>> Begin Records

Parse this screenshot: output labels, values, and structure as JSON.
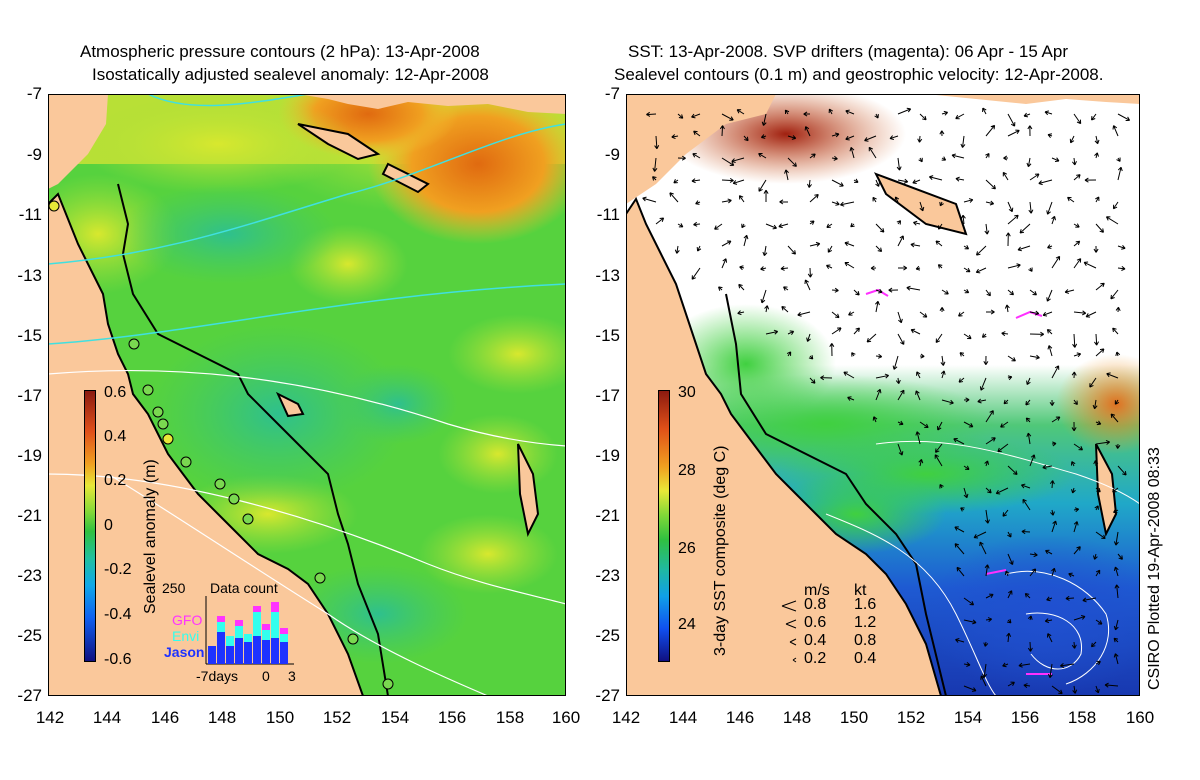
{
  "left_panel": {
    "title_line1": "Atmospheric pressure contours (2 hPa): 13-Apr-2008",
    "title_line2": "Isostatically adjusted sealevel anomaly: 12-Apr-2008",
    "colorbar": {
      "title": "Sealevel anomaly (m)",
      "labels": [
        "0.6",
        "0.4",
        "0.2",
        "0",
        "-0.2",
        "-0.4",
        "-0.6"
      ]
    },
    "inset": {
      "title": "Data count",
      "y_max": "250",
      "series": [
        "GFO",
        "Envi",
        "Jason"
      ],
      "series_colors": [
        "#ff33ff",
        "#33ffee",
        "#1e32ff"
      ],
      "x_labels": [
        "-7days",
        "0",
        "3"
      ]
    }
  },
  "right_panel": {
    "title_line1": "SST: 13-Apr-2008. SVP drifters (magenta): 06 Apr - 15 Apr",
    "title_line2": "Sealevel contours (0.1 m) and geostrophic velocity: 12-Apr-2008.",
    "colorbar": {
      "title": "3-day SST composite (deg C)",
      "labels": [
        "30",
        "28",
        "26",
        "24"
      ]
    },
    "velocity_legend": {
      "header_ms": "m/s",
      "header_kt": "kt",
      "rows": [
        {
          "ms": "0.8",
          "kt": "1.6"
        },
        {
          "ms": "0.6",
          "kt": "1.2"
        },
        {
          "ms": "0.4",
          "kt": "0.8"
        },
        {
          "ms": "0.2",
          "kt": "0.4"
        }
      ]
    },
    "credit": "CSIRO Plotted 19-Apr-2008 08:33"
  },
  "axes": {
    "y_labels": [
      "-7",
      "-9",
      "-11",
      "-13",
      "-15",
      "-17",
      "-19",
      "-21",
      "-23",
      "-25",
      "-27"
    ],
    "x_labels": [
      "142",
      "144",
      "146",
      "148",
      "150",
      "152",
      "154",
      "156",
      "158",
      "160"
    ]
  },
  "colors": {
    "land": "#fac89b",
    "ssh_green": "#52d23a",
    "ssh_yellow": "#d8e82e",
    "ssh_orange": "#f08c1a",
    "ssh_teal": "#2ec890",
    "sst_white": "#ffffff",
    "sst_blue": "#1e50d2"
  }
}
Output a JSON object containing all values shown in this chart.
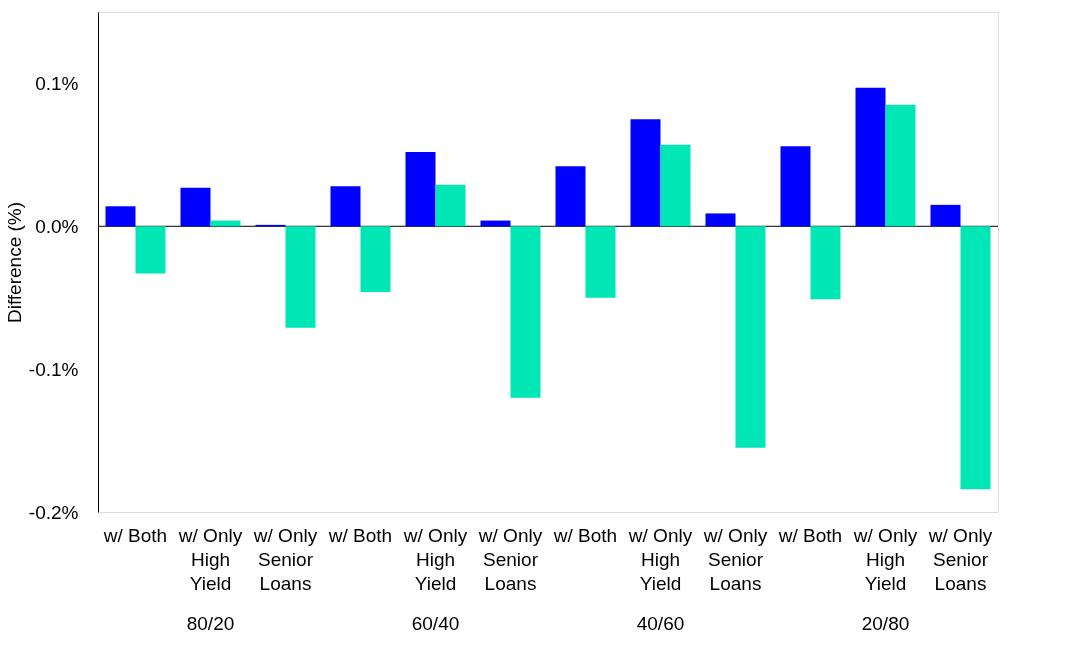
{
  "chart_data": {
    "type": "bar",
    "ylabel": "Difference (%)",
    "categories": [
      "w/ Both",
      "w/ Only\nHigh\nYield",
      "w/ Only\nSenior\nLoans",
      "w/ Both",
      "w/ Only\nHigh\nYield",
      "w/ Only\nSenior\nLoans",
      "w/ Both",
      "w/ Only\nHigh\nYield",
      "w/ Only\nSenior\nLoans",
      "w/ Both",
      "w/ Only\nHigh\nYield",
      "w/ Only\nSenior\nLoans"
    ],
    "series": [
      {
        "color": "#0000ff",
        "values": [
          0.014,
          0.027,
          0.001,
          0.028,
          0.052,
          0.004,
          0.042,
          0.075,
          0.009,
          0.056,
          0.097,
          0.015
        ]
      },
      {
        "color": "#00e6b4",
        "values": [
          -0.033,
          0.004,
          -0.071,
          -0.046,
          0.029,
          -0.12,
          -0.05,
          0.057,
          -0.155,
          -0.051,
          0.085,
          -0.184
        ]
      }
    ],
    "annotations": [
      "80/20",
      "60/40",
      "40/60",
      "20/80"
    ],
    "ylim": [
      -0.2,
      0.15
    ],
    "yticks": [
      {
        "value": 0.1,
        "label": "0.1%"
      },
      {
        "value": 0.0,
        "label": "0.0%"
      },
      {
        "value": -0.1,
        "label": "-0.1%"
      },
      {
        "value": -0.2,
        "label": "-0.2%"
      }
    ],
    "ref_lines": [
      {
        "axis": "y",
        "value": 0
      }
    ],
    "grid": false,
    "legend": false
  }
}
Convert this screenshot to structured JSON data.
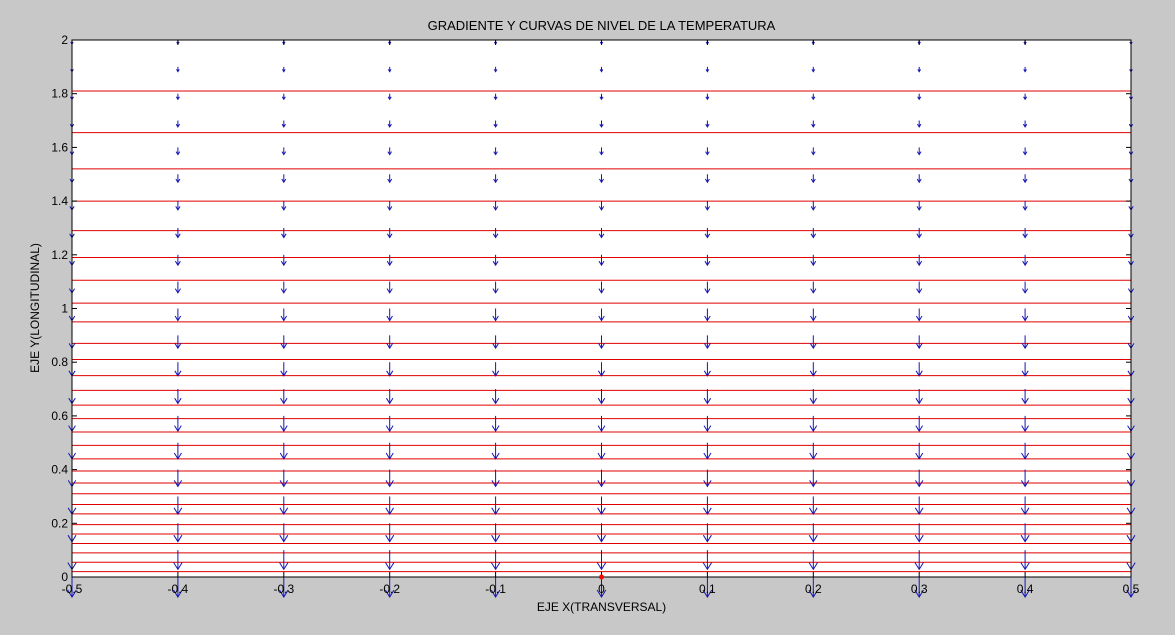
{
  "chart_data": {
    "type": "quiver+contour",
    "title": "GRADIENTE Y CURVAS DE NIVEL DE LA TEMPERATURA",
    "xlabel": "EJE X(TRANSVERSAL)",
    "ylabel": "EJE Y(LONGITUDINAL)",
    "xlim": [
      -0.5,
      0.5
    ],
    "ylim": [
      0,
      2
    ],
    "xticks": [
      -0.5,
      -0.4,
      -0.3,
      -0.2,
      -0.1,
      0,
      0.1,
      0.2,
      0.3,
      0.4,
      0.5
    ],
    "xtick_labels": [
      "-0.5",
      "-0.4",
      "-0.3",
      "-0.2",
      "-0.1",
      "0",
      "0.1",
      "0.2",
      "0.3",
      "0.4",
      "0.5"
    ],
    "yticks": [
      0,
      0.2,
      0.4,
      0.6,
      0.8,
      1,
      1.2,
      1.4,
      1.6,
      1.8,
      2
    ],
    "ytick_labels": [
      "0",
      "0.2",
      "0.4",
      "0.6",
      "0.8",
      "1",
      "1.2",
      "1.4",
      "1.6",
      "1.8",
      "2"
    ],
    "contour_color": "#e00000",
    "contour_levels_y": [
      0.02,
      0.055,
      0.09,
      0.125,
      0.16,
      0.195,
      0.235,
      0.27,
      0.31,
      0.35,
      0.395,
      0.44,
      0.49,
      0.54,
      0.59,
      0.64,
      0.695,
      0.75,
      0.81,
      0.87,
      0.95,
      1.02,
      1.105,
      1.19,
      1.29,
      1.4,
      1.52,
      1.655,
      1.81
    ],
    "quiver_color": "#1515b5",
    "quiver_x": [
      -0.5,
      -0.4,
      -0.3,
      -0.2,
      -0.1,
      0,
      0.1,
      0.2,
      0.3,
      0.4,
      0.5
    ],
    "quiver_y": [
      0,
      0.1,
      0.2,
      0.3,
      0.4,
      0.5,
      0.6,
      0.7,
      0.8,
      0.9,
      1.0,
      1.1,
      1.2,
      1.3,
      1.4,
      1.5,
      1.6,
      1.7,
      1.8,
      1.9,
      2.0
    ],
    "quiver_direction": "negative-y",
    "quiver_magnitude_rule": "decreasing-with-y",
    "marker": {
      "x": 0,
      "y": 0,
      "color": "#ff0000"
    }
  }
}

>> End Records

» Task instructions
Transcribe all entries above exactly. Drop the pictures.

» Solved problem
Parse this screenshot: output labels, values, and structure as JSON.
{
  "left_panel": {
    "title_line1": "Atmospheric pressure contours (2 hPa): 13-Apr-2008",
    "title_line2": "Isostatically adjusted sealevel anomaly: 12-Apr-2008",
    "colorbar": {
      "title": "Sealevel anomaly (m)",
      "labels": [
        "0.6",
        "0.4",
        "0.2",
        "0",
        "-0.2",
        "-0.4",
        "-0.6"
      ]
    },
    "inset": {
      "title": "Data count",
      "y_max": "250",
      "series": [
        "GFO",
        "Envi",
        "Jason"
      ],
      "series_colors": [
        "#ff33ff",
        "#33ffee",
        "#1e32ff"
      ],
      "x_labels": [
        "-7days",
        "0",
        "3"
      ]
    }
  },
  "right_panel": {
    "title_line1": "SST: 13-Apr-2008. SVP drifters (magenta): 06 Apr - 15 Apr",
    "title_line2": "Sealevel contours (0.1 m) and geostrophic velocity: 12-Apr-2008.",
    "colorbar": {
      "title": "3-day SST composite (deg C)",
      "labels": [
        "30",
        "28",
        "26",
        "24"
      ]
    },
    "velocity_legend": {
      "header_ms": "m/s",
      "header_kt": "kt",
      "rows": [
        {
          "ms": "0.8",
          "kt": "1.6"
        },
        {
          "ms": "0.6",
          "kt": "1.2"
        },
        {
          "ms": "0.4",
          "kt": "0.8"
        },
        {
          "ms": "0.2",
          "kt": "0.4"
        }
      ]
    },
    "credit": "CSIRO Plotted 19-Apr-2008 08:33"
  },
  "axes": {
    "y_labels": [
      "-7",
      "-9",
      "-11",
      "-13",
      "-15",
      "-17",
      "-19",
      "-21",
      "-23",
      "-25",
      "-27"
    ],
    "x_labels": [
      "142",
      "144",
      "146",
      "148",
      "150",
      "152",
      "154",
      "156",
      "158",
      "160"
    ]
  },
  "colors": {
    "land": "#fac89b",
    "ssh_green": "#52d23a",
    "ssh_yellow": "#d8e82e",
    "ssh_orange": "#f08c1a",
    "ssh_teal": "#2ec890",
    "sst_white": "#ffffff",
    "sst_blue": "#1e50d2"
  }
}
Output a JSON object containing all values shown in this chart.
{
  "chart_data": {
    "type": "bar",
    "ylabel": "Difference (%)",
    "categories": [
      "w/ Both",
      "w/ Only\nHigh\nYield",
      "w/ Only\nSenior\nLoans",
      "w/ Both",
      "w/ Only\nHigh\nYield",
      "w/ Only\nSenior\nLoans",
      "w/ Both",
      "w/ Only\nHigh\nYield",
      "w/ Only\nSenior\nLoans",
      "w/ Both",
      "w/ Only\nHigh\nYield",
      "w/ Only\nSenior\nLoans"
    ],
    "series": [
      {
        "color": "#0000ff",
        "values": [
          0.014,
          0.027,
          0.001,
          0.028,
          0.052,
          0.004,
          0.042,
          0.075,
          0.009,
          0.056,
          0.097,
          0.015
        ]
      },
      {
        "color": "#00e6b4",
        "values": [
          -0.033,
          0.004,
          -0.071,
          -0.046,
          0.029,
          -0.12,
          -0.05,
          0.057,
          -0.155,
          -0.051,
          0.085,
          -0.184
        ]
      }
    ],
    "annotations": [
      "80/20",
      "60/40",
      "40/60",
      "20/80"
    ],
    "ylim": [
      -0.2,
      0.15
    ],
    "yticks": [
      {
        "value": 0.1,
        "label": "0.1%"
      },
      {
        "value": 0.0,
        "label": "0.0%"
      },
      {
        "value": -0.1,
        "label": "-0.1%"
      },
      {
        "value": -0.2,
        "label": "-0.2%"
      }
    ],
    "ref_lines": [
      {
        "axis": "y",
        "value": 0
      }
    ],
    "grid": false,
    "legend": false
  }
}
Convert this screenshot to structured JSON data.
{
  "chart_data": {
    "type": "quiver+contour",
    "title": "GRADIENTE Y CURVAS DE NIVEL DE LA TEMPERATURA",
    "xlabel": "EJE X(TRANSVERSAL)",
    "ylabel": "EJE Y(LONGITUDINAL)",
    "xlim": [
      -0.5,
      0.5
    ],
    "ylim": [
      0,
      2
    ],
    "xticks": [
      -0.5,
      -0.4,
      -0.3,
      -0.2,
      -0.1,
      0,
      0.1,
      0.2,
      0.3,
      0.4,
      0.5
    ],
    "xtick_labels": [
      "-0.5",
      "-0.4",
      "-0.3",
      "-0.2",
      "-0.1",
      "0",
      "0.1",
      "0.2",
      "0.3",
      "0.4",
      "0.5"
    ],
    "yticks": [
      0,
      0.2,
      0.4,
      0.6,
      0.8,
      1,
      1.2,
      1.4,
      1.6,
      1.8,
      2
    ],
    "ytick_labels": [
      "0",
      "0.2",
      "0.4",
      "0.6",
      "0.8",
      "1",
      "1.2",
      "1.4",
      "1.6",
      "1.8",
      "2"
    ],
    "contour_color": "#e00000",
    "contour_levels_y": [
      0.02,
      0.055,
      0.09,
      0.125,
      0.16,
      0.195,
      0.235,
      0.27,
      0.31,
      0.35,
      0.395,
      0.44,
      0.49,
      0.54,
      0.59,
      0.64,
      0.695,
      0.75,
      0.81,
      0.87,
      0.95,
      1.02,
      1.105,
      1.19,
      1.29,
      1.4,
      1.52,
      1.655,
      1.81
    ],
    "quiver_color": "#1515b5",
    "quiver_x": [
      -0.5,
      -0.4,
      -0.3,
      -0.2,
      -0.1,
      0,
      0.1,
      0.2,
      0.3,
      0.4,
      0.5
    ],
    "quiver_y": [
      0,
      0.1,
      0.2,
      0.3,
      0.4,
      0.5,
      0.6,
      0.7,
      0.8,
      0.9,
      1.0,
      1.1,
      1.2,
      1.3,
      1.4,
      1.5,
      1.6,
      1.7,
      1.8,
      1.9,
      2.0
    ],
    "quiver_direction": "negative-y",
    "quiver_magnitude_rule": "decreasing-with-y",
    "marker": {
      "x": 0,
      "y": 0,
      "color": "#ff0000"
    }
  }
}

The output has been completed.